INSTRUCTIONS FOR THE TASK
Drop the images. Copy every line below character for character.

*** RECORDS PROVIDED ***

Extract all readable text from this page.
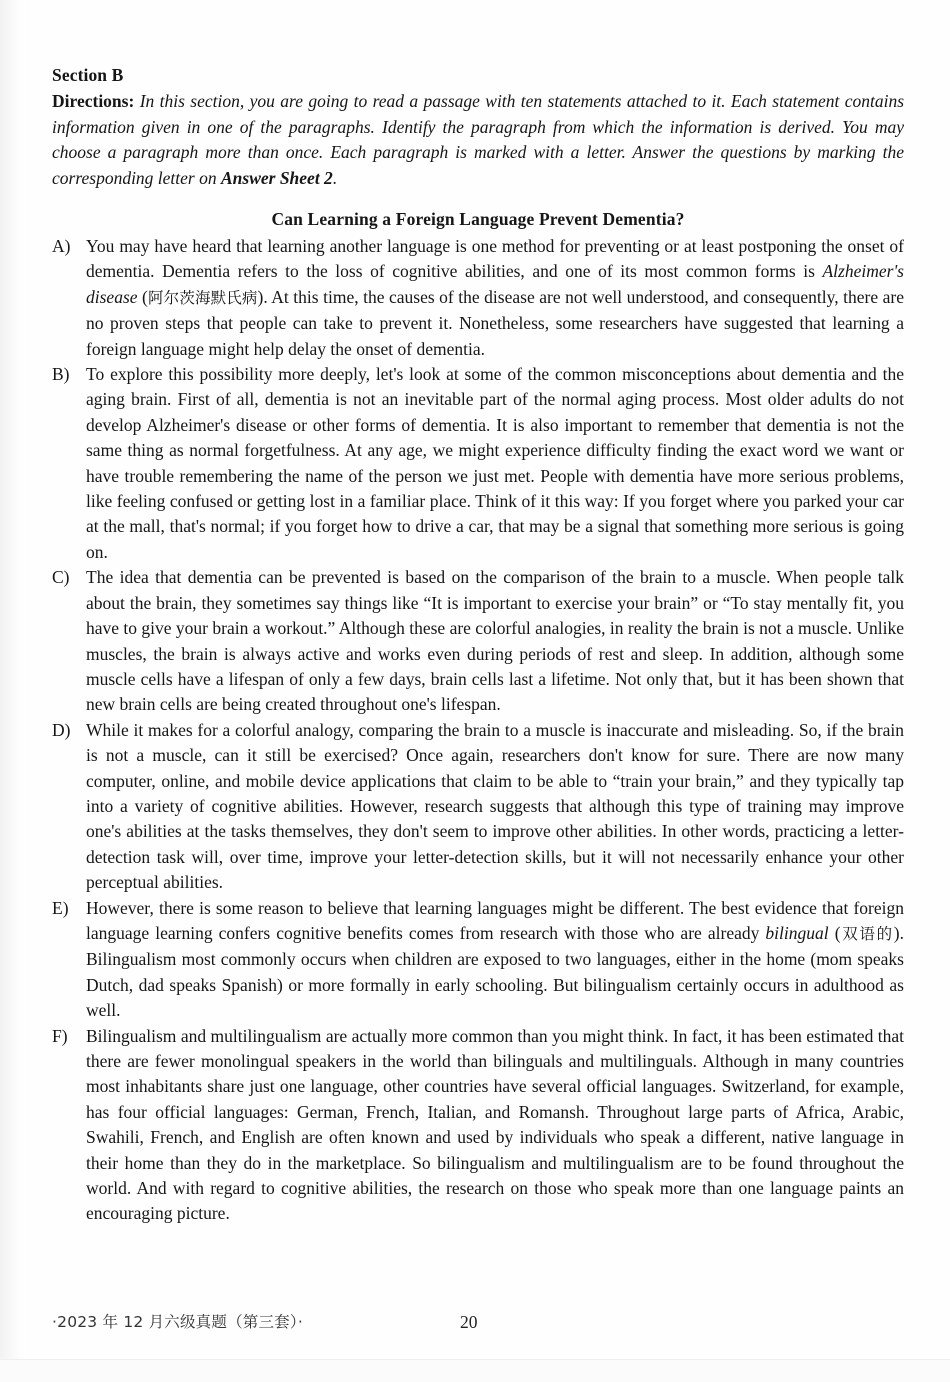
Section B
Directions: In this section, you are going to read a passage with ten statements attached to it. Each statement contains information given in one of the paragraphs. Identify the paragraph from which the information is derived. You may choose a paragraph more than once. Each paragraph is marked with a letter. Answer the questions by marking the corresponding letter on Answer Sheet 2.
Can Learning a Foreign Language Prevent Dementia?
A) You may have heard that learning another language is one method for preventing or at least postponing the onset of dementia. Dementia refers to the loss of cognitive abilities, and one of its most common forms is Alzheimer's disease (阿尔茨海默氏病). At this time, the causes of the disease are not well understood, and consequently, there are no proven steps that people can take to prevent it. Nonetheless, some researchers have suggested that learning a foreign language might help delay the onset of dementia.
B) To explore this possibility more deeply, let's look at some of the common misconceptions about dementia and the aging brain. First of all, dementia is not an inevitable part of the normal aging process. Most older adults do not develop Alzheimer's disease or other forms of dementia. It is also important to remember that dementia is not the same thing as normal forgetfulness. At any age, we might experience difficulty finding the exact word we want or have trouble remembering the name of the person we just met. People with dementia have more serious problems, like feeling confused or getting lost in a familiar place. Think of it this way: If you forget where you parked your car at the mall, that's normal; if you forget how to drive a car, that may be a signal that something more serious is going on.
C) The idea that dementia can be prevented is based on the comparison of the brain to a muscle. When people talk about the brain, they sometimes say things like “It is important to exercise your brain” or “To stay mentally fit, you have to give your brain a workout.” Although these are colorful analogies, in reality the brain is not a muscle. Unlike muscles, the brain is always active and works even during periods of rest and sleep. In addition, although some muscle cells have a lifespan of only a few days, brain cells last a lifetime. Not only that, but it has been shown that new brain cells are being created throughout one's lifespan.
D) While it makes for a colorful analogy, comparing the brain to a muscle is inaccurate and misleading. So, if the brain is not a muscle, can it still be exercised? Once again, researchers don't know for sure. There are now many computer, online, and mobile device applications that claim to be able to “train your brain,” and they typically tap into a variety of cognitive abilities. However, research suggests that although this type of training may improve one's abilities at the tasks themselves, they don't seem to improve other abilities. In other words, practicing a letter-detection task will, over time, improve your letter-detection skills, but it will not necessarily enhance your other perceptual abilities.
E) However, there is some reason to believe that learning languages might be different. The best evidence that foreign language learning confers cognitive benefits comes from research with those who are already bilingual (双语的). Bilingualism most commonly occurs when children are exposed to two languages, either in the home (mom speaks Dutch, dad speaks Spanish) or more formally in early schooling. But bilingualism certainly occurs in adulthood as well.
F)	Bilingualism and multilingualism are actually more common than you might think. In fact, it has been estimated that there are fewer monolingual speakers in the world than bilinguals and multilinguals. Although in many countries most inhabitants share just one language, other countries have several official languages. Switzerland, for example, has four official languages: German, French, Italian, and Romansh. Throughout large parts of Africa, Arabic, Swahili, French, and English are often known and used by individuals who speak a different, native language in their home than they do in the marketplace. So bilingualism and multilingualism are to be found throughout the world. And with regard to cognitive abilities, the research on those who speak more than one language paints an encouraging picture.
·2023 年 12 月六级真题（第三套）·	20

***

EXPECTED ANSWER
Extract all readable text from this page.
Section B
Directions: In this section, you are going to read a passage with ten statements attached to it. Each statement contains information given in one of the paragraphs. Identify the paragraph from which the information is derived. You may choose a paragraph more than once. Each paragraph is marked with a letter. Answer the questions by marking the corresponding letter on Answer Sheet 2.
Can Learning a Foreign Language Prevent Dementia?
A) You may have heard that learning another language is one method for preventing or at least postponing the onset of dementia. Dementia refers to the loss of cognitive abilities, and one of its most common forms is Alzheimer's disease (阿尔茨海默氏病). At this time, the causes of the disease are not well understood, and consequently, there are no proven steps that people can take to prevent it. Nonetheless, some researchers have suggested that learning a foreign language might help delay the onset of dementia.
B) To explore this possibility more deeply, let's look at some of the common misconceptions about dementia and the aging brain. First of all, dementia is not an inevitable part of the normal aging process. Most older adults do not develop Alzheimer's disease or other forms of dementia. It is also important to remember that dementia is not the same thing as normal forgetfulness. At any age, we might experience difficulty finding the exact word we want or have trouble remembering the name of the person we just met. People with dementia have more serious problems, like feeling confused or getting lost in a familiar place. Think of it this way: If you forget where you parked your car at the mall, that's normal; if you forget how to drive a car, that may be a signal that something more serious is going on.
C) The idea that dementia can be prevented is based on the comparison of the brain to a muscle. When people talk about the brain, they sometimes say things like “It is important to exercise your brain” or “To stay mentally fit, you have to give your brain a workout.” Although these are colorful analogies, in reality the brain is not a muscle. Unlike muscles, the brain is always active and works even during periods of rest and sleep. In addition, although some muscle cells have a lifespan of only a few days, brain cells last a lifetime. Not only that, but it has been shown that new brain cells are being created throughout one's lifespan.
D) While it makes for a colorful analogy, comparing the brain to a muscle is inaccurate and misleading. So, if the brain is not a muscle, can it still be exercised? Once again, researchers don't know for sure. There are now many computer, online, and mobile device applications that claim to be able to “train your brain,” and they typically tap into a variety of cognitive abilities. However, research suggests that although this type of training may improve one's abilities at the tasks themselves, they don't seem to improve other abilities. In other words, practicing a letter-detection task will, over time, improve your letter-detection skills, but it will not necessarily enhance your other perceptual abilities.
E) However, there is some reason to believe that learning languages might be different. The best evidence that foreign language learning confers cognitive benefits comes from research with those who are already bilingual (双语的). Bilingualism most commonly occurs when children are exposed to two languages, either in the home (mom speaks Dutch, dad speaks Spanish) or more formally in early schooling. But bilingualism certainly occurs in adulthood as well.
F)	Bilingualism and multilingualism are actually more common than you might think. In fact, it has been estimated that there are fewer monolingual speakers in the world than bilinguals and multilinguals. Although in many countries most inhabitants share just one language, other countries have several official languages. Switzerland, for example, has four official languages: German, French, Italian, and Romansh. Throughout large parts of Africa, Arabic, Swahili, French, and English are often known and used by individuals who speak a different, native language in their home than they do in the marketplace. So bilingualism and multilingualism are to be found throughout the world. And with regard to cognitive abilities, the research on those who speak more than one language paints an encouraging picture.
·2023 年 12 月六级真题（第三套）·	20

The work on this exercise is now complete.